> _WHAT TO PRODUCE_:
Repeat all of the material below exactly as written, images excluded.

> _SOURCE DATA_:
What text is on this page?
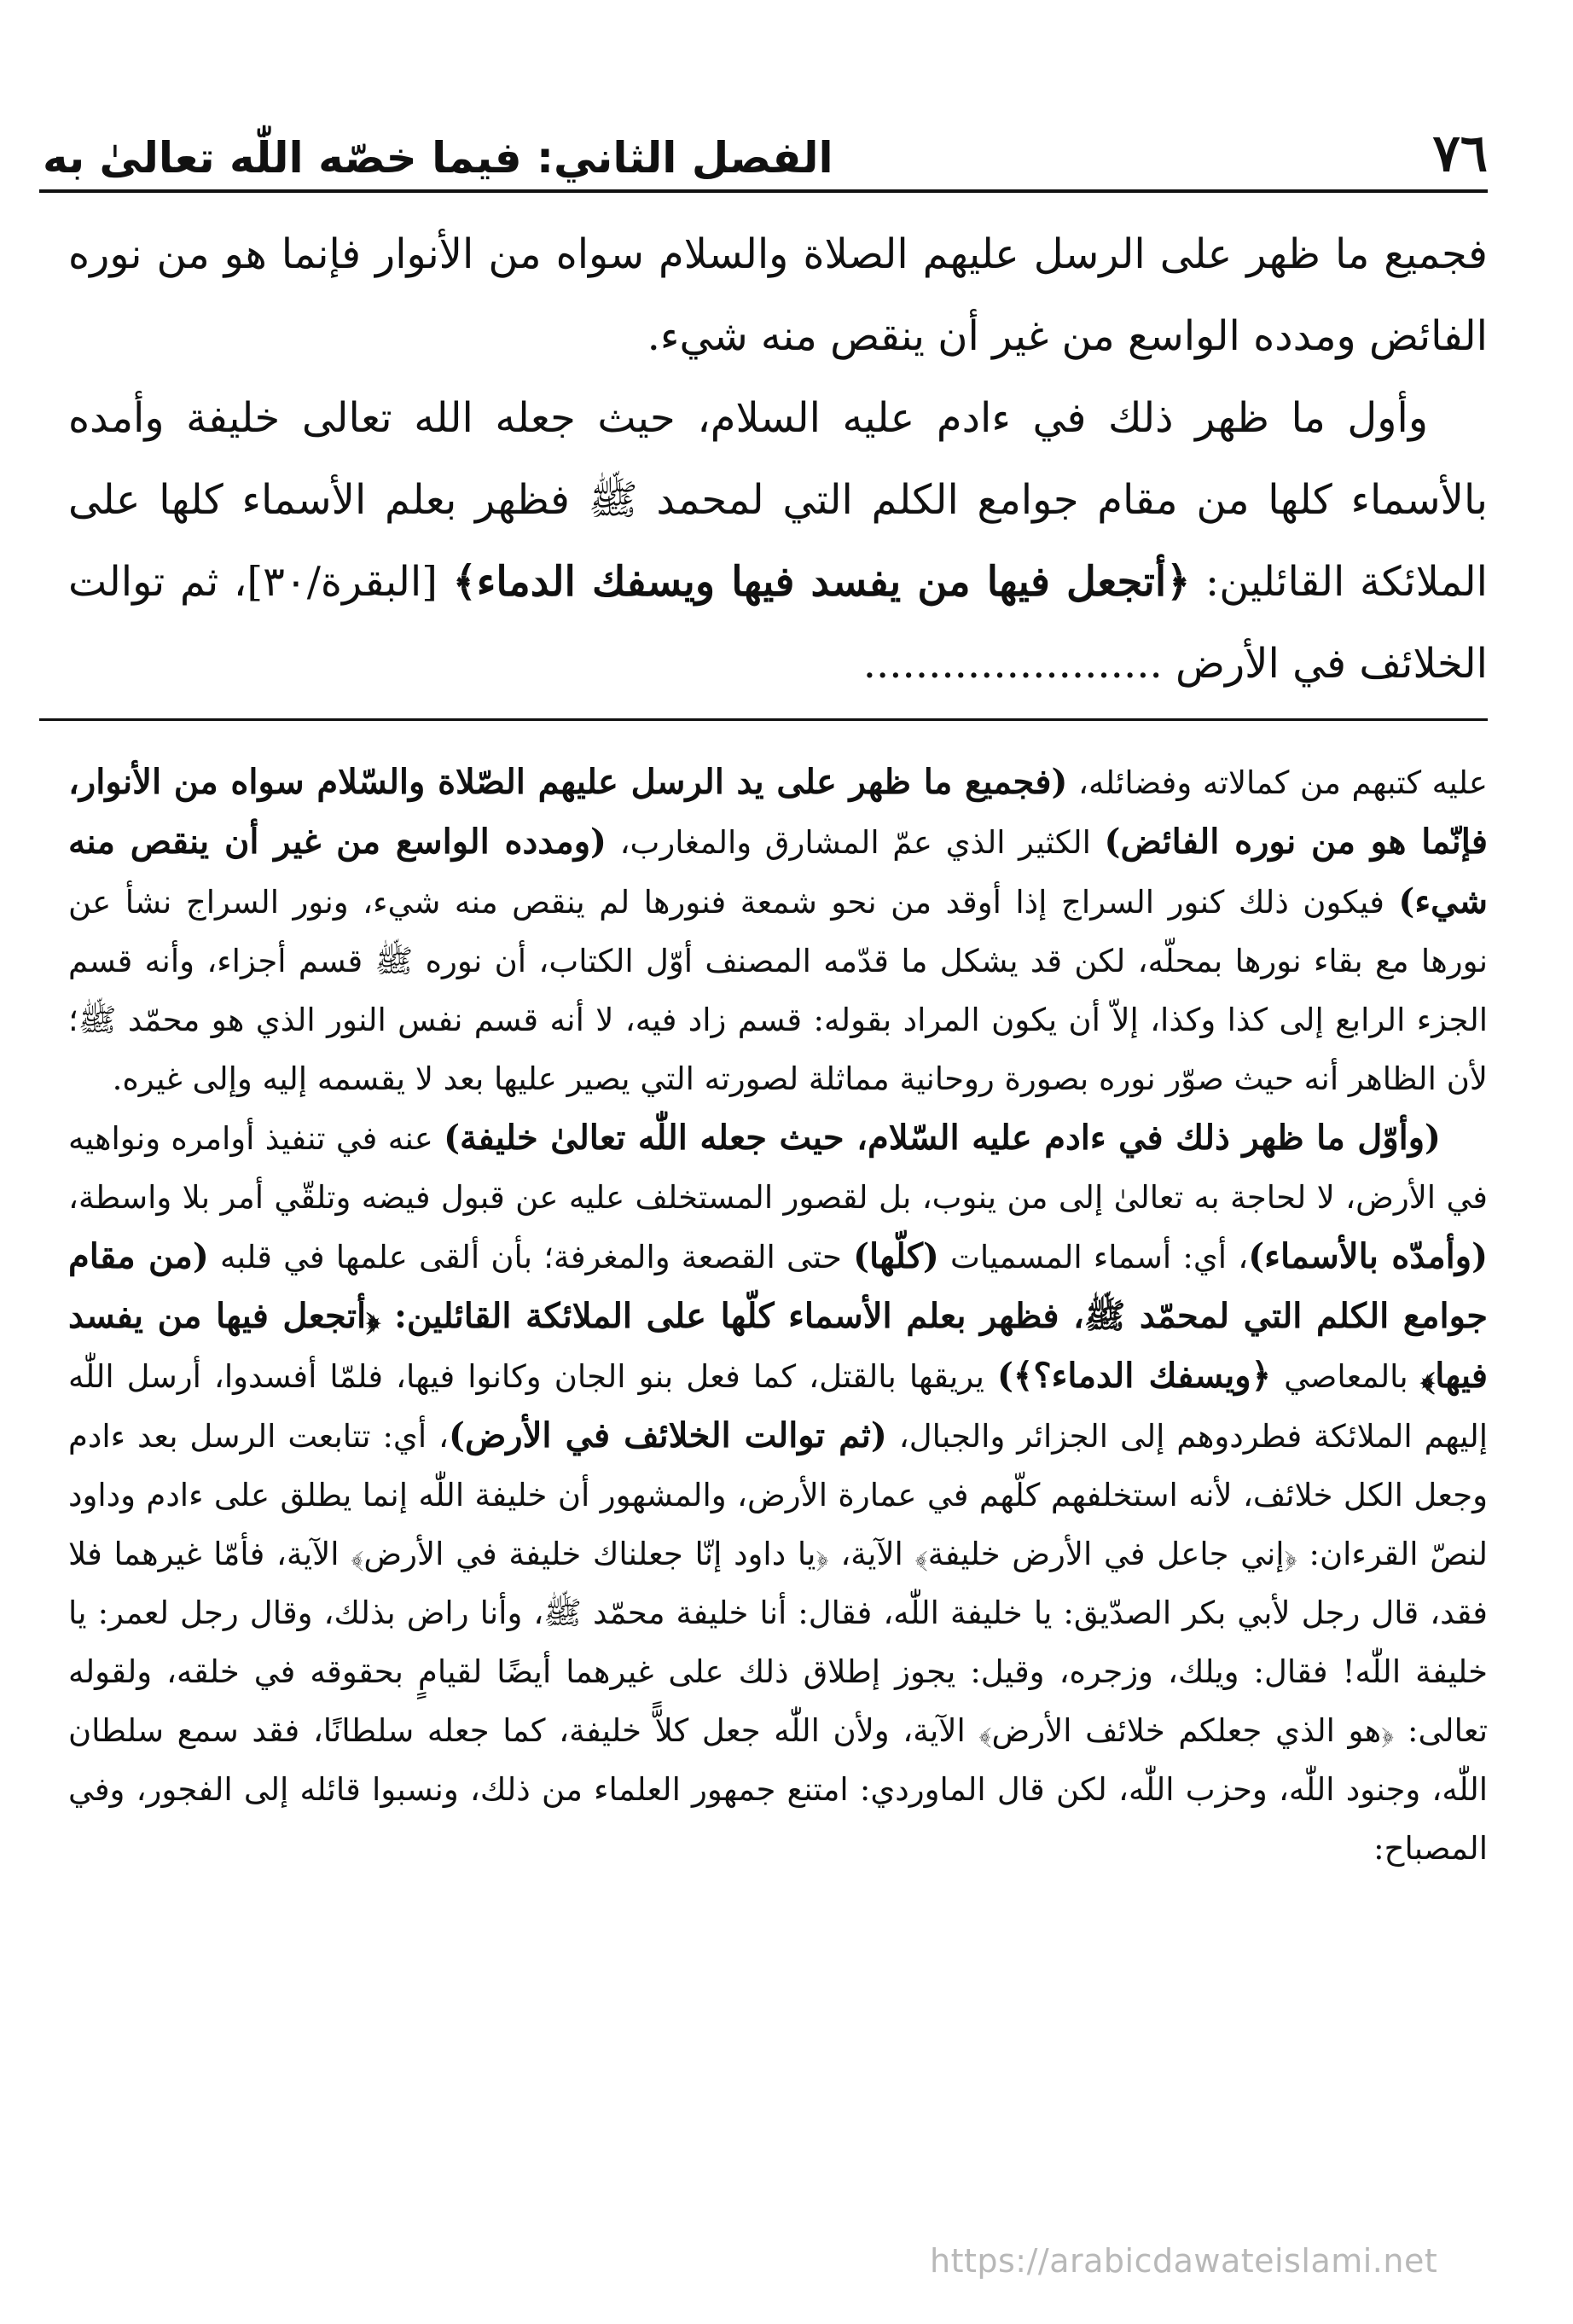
٧٦
الفصل الثاني: فيما خصّه اللّٰه تعالىٰ به

فجميع ما ظهر على الرسل عليهم الصلاة والسلام سواه من الأنوار فإنما هو من نوره الفائض ومدده الواسع من غير أن ينقص منه شيء.

وأول ما ظهر ذلك في ءادم عليه السلام، حيث جعله الله تعالى خليفة وأمده بالأسماء كلها من مقام جوامع الكلم التي لمحمد ﷺ فظهر بعلم الأسماء كلها على الملائكة القائلين: ﴿أتجعل فيها من يفسد فيها ويسفك الدماء﴾ [البقرة/٣٠]، ثم توالت الخلائف في الأرض .......................

عليه كتبهم من كمالاته وفضائله، (فجميع ما ظهر على يد الرسل عليهم الصّلاة والسّلام سواه من الأنوار، فإنّما هو من نوره الفائض) الكثير الذي عمّ المشارق والمغارب، (ومدده الواسع من غير أن ينقص منه شيء) فيكون ذلك كنور السراج إذا أوقد من نحو شمعة فنورها لم ينقص منه شيء، ونور السراج نشأ عن نورها مع بقاء نورها بمحلّه، لكن قد يشكل ما قدّمه المصنف أوّل الكتاب، أن نوره ﷺ قسم أجزاء، وأنه قسم الجزء الرابع إلى كذا وكذا، إلاّ أن يكون المراد بقوله: قسم زاد فيه، لا أنه قسم نفس النور الذي هو محمّد ﷺ؛ لأن الظاهر أنه حيث صوّر نوره بصورة روحانية مماثلة لصورته التي يصير عليها بعد لا يقسمه إليه وإلى غيره.

(وأوّل ما ظهر ذلك في ءادم عليه السّلام، حيث جعله اللّٰه تعالىٰ خليفة) عنه في تنفيذ أوامره ونواهيه في الأرض، لا لحاجة به تعالىٰ إلى من ينوب، بل لقصور المستخلف عليه عن قبول فيضه وتلقّي أمر بلا واسطة، (وأمدّه بالأسماء)، أي: أسماء المسميات (كلّها) حتى القصعة والمغرفة؛ بأن ألقى علمها في قلبه (من مقام جوامع الكلم التي لمحمّد ﷺ، فظهر بعلم الأسماء كلّها على الملائكة القائلين: ﴿أتجعل فيها من يفسد فيها﴾ بالمعاصي ﴿ويسفك الدماء؟﴾) يريقها بالقتل، كما فعل بنو الجان وكانوا فيها، فلمّا أفسدوا، أرسل اللّٰه إليهم الملائكة فطردوهم إلى الجزائر والجبال، (ثم توالت الخلائف في الأرض)، أي: تتابعت الرسل بعد ءادم وجعل الكل خلائف، لأنه استخلفهم كلّهم في عمارة الأرض، والمشهور أن خليفة اللّٰه إنما يطلق على ءادم وداود لنصّ القرءان: ﴿إني جاعل في الأرض خليفة﴾ الآية، ﴿يا داود إنّا جعلناك خليفة في الأرض﴾ الآية، فأمّا غيرهما فلا فقد، قال رجل لأبي بكر الصدّيق: يا خليفة اللّٰه، فقال: أنا خليفة محمّد ﷺ، وأنا راض بذلك، وقال رجل لعمر: يا خليفة اللّٰه! فقال: ويلك، وزجره، وقيل: يجوز إطلاق ذلك على غيرهما أيضًا لقيامٍ بحقوقه في خلقه، ولقوله تعالى: ﴿هو الذي جعلكم خلائف الأرض﴾ الآية، ولأن اللّٰه جعل كلاًّ خليفة، كما جعله سلطانًا، فقد سمع سلطان اللّٰه، وجنود اللّٰه، وحزب اللّٰه، لكن قال الماوردي: امتنع جمهور العلماء من ذلك، ونسبوا قائله إلى الفجور، وفي المصباح:

https://arabicdawateislami.net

> _FULL SOLUTION_:
What text is on this page?
٧٦
الفصل الثاني: فيما خصّه اللّٰه تعالىٰ به

فجميع ما ظهر على الرسل عليهم الصلاة والسلام سواه من الأنوار فإنما هو من نوره الفائض ومدده الواسع من غير أن ينقص منه شيء.

وأول ما ظهر ذلك في ءادم عليه السلام، حيث جعله الله تعالى خليفة وأمده بالأسماء كلها من مقام جوامع الكلم التي لمحمد ﷺ فظهر بعلم الأسماء كلها على الملائكة القائلين: ﴿أتجعل فيها من يفسد فيها ويسفك الدماء﴾ [البقرة/٣٠]، ثم توالت الخلائف في الأرض .......................

عليه كتبهم من كمالاته وفضائله، (فجميع ما ظهر على يد الرسل عليهم الصّلاة والسّلام سواه من الأنوار، فإنّما هو من نوره الفائض) الكثير الذي عمّ المشارق والمغارب، (ومدده الواسع من غير أن ينقص منه شيء) فيكون ذلك كنور السراج إذا أوقد من نحو شمعة فنورها لم ينقص منه شيء، ونور السراج نشأ عن نورها مع بقاء نورها بمحلّه، لكن قد يشكل ما قدّمه المصنف أوّل الكتاب، أن نوره ﷺ قسم أجزاء، وأنه قسم الجزء الرابع إلى كذا وكذا، إلاّ أن يكون المراد بقوله: قسم زاد فيه، لا أنه قسم نفس النور الذي هو محمّد ﷺ؛ لأن الظاهر أنه حيث صوّر نوره بصورة روحانية مماثلة لصورته التي يصير عليها بعد لا يقسمه إليه وإلى غيره.

(وأوّل ما ظهر ذلك في ءادم عليه السّلام، حيث جعله اللّٰه تعالىٰ خليفة) عنه في تنفيذ أوامره ونواهيه في الأرض، لا لحاجة به تعالىٰ إلى من ينوب، بل لقصور المستخلف عليه عن قبول فيضه وتلقّي أمر بلا واسطة، (وأمدّه بالأسماء)، أي: أسماء المسميات (كلّها) حتى القصعة والمغرفة؛ بأن ألقى علمها في قلبه (من مقام جوامع الكلم التي لمحمّد ﷺ، فظهر بعلم الأسماء كلّها على الملائكة القائلين: ﴿أتجعل فيها من يفسد فيها﴾ بالمعاصي ﴿ويسفك الدماء؟﴾) يريقها بالقتل، كما فعل بنو الجان وكانوا فيها، فلمّا أفسدوا، أرسل اللّٰه إليهم الملائكة فطردوهم إلى الجزائر والجبال، (ثم توالت الخلائف في الأرض)، أي: تتابعت الرسل بعد ءادم وجعل الكل خلائف، لأنه استخلفهم كلّهم في عمارة الأرض، والمشهور أن خليفة اللّٰه إنما يطلق على ءادم وداود لنصّ القرءان: ﴿إني جاعل في الأرض خليفة﴾ الآية، ﴿يا داود إنّا جعلناك خليفة في الأرض﴾ الآية، فأمّا غيرهما فلا فقد، قال رجل لأبي بكر الصدّيق: يا خليفة اللّٰه، فقال: أنا خليفة محمّد ﷺ، وأنا راض بذلك، وقال رجل لعمر: يا خليفة اللّٰه! فقال: ويلك، وزجره، وقيل: يجوز إطلاق ذلك على غيرهما أيضًا لقيامٍ بحقوقه في خلقه، ولقوله تعالى: ﴿هو الذي جعلكم خلائف الأرض﴾ الآية، ولأن اللّٰه جعل كلاًّ خليفة، كما جعله سلطانًا، فقد سمع سلطان اللّٰه، وجنود اللّٰه، وحزب اللّٰه، لكن قال الماوردي: امتنع جمهور العلماء من ذلك، ونسبوا قائله إلى الفجور، وفي المصباح:

https://arabicdawateislami.net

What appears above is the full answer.